### Problem requirements
Please copy every line of the records below that holds the word "guidance".

Figure record listings
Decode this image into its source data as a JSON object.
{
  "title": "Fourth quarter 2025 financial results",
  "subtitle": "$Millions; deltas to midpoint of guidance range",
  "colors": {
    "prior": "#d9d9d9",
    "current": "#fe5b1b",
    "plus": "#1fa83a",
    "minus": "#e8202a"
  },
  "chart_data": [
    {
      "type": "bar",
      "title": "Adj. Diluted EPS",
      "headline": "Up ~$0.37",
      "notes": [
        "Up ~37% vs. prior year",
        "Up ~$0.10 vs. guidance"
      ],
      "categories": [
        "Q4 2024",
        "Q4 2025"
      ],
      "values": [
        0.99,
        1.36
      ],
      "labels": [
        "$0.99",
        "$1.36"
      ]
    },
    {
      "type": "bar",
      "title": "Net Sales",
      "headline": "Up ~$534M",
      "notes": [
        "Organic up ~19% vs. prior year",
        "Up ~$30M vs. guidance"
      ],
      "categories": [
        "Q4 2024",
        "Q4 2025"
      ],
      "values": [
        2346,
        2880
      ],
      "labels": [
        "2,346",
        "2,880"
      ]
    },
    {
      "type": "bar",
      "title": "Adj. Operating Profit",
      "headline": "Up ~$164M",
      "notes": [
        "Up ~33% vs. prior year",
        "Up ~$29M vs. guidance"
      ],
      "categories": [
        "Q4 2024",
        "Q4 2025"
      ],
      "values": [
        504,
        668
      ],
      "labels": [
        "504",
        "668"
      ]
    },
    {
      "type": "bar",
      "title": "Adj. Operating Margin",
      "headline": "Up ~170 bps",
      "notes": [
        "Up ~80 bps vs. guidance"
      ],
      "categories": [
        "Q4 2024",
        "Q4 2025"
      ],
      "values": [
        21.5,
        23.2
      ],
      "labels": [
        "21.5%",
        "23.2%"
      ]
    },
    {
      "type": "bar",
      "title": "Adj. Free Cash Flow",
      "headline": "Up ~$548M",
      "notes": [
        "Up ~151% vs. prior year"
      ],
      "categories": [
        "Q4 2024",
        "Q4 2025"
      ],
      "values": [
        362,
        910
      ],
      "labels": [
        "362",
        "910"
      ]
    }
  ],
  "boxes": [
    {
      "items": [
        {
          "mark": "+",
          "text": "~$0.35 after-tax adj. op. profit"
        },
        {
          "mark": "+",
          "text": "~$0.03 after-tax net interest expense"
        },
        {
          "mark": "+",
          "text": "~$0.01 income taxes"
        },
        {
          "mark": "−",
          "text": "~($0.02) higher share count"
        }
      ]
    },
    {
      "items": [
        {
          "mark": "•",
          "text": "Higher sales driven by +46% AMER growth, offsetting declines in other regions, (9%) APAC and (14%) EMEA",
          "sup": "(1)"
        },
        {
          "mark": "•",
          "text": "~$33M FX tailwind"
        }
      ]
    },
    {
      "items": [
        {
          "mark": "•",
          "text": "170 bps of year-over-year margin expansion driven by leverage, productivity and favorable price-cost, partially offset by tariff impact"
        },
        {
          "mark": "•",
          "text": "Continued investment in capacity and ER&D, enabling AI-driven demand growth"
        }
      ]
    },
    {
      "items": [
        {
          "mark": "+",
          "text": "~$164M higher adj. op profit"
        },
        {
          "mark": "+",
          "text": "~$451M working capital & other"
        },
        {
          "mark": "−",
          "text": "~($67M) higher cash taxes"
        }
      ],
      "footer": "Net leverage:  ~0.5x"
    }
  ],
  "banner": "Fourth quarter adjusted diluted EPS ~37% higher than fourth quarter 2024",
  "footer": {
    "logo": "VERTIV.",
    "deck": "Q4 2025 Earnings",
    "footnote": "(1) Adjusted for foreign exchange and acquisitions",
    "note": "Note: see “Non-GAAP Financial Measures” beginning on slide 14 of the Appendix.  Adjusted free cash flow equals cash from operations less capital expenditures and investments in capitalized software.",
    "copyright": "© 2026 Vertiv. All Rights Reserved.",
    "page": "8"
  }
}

### Correct output
  "subtitle": "$Millions; deltas to midpoint of guidance range",
        "Up ~$0.10 vs. guidance"
        "Up ~$30M vs. guidance"
        "Up ~$29M vs. guidance"
        "Up ~80 bps vs. guidance"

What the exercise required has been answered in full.